■ **Source material**
-- BEGIN --

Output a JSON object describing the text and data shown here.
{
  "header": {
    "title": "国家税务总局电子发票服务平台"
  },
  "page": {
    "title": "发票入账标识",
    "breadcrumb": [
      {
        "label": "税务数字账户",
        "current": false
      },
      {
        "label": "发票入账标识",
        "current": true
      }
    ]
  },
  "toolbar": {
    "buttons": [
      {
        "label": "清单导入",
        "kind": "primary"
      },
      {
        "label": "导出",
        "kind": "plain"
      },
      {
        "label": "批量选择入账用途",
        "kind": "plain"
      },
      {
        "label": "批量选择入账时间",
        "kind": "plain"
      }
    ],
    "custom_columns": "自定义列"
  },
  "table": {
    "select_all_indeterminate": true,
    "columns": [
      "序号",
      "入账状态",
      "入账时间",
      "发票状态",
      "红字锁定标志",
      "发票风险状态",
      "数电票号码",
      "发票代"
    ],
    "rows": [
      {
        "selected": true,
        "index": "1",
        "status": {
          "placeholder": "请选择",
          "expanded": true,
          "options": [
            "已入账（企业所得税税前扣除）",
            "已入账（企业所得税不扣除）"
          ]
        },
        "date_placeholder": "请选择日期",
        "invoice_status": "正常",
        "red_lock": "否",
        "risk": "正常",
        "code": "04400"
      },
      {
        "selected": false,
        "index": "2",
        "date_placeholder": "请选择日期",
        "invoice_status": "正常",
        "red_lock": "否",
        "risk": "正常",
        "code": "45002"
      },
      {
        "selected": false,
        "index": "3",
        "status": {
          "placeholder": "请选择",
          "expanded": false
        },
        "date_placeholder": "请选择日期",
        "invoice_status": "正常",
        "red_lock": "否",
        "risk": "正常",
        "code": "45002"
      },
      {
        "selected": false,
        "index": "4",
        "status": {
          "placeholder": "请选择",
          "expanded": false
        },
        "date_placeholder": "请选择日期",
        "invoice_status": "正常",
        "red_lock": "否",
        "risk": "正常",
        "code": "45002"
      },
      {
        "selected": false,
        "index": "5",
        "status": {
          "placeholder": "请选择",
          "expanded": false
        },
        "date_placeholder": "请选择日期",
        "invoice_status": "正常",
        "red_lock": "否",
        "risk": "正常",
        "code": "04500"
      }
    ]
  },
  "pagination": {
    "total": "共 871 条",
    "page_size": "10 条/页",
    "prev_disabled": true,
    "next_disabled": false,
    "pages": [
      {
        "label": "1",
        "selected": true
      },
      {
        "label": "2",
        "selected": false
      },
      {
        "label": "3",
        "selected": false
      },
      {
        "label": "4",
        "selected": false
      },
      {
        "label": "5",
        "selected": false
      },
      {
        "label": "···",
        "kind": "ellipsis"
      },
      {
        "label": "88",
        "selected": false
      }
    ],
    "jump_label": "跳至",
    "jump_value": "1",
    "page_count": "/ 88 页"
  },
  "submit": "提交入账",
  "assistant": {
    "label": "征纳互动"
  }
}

-- END --

■ **What to work on**
Write out the entire listing exactly.

■ **Answer to the problem**
Output a JSON object describing the text and data shown here.
{
  "header": {
    "title": "国家税务总局电子发票服务平台"
  },
  "page": {
    "title": "发票入账标识",
    "breadcrumb": [
      {
        "label": "税务数字账户",
        "current": false
      },
      {
        "label": "发票入账标识",
        "current": true
      }
    ]
  },
  "toolbar": {
    "buttons": [
      {
        "label": "清单导入",
        "kind": "primary"
      },
      {
        "label": "导出",
        "kind": "plain"
      },
      {
        "label": "批量选择入账用途",
        "kind": "plain"
      },
      {
        "label": "批量选择入账时间",
        "kind": "plain"
      }
    ],
    "custom_columns": "自定义列"
  },
  "table": {
    "select_all_indeterminate": true,
    "columns": [
      "序号",
      "入账状态",
      "入账时间",
      "发票状态",
      "红字锁定标志",
      "发票风险状态",
      "数电票号码",
      "发票代"
    ],
    "rows": [
      {
        "selected": true,
        "index": "1",
        "status": {
          "placeholder": "请选择",
          "expanded": true,
          "options": [
            "已入账（企业所得税税前扣除）",
            "已入账（企业所得税不扣除）"
          ]
        },
        "date_placeholder": "请选择日期",
        "invoice_status": "正常",
        "red_lock": "否",
        "risk": "正常",
        "code": "04400"
      },
      {
        "selected": false,
        "index": "2",
        "date_placeholder": "请选择日期",
        "invoice_status": "正常",
        "red_lock": "否",
        "risk": "正常",
        "code": "45002"
      },
      {
        "selected": false,
        "index": "3",
        "status": {
          "placeholder": "请选择",
          "expanded": false
        },
        "date_placeholder": "请选择日期",
        "invoice_status": "正常",
        "red_lock": "否",
        "risk": "正常",
        "code": "45002"
      },
      {
        "selected": false,
        "index": "4",
        "status": {
          "placeholder": "请选择",
          "expanded": false
        },
        "date_placeholder": "请选择日期",
        "invoice_status": "正常",
        "red_lock": "否",
        "risk": "正常",
        "code": "45002"
      },
      {
        "selected": false,
        "index": "5",
        "status": {
          "placeholder": "请选择",
          "expanded": false
        },
        "date_placeholder": "请选择日期",
        "invoice_status": "正常",
        "red_lock": "否",
        "risk": "正常",
        "code": "04500"
      }
    ]
  },
  "pagination": {
    "total": "共 871 条",
    "page_size": "10 条/页",
    "prev_disabled": true,
    "next_disabled": false,
    "pages": [
      {
        "label": "1",
        "selected": true
      },
      {
        "label": "2",
        "selected": false
      },
      {
        "label": "3",
        "selected": false
      },
      {
        "label": "4",
        "selected": false
      },
      {
        "label": "5",
        "selected": false
      },
      {
        "label": "···",
        "kind": "ellipsis"
      },
      {
        "label": "88",
        "selected": false
      }
    ],
    "jump_label": "跳至",
    "jump_value": "1",
    "page_count": "/ 88 页"
  },
  "submit": "提交入账",
  "assistant": {
    "label": "征纳互动"
  }
}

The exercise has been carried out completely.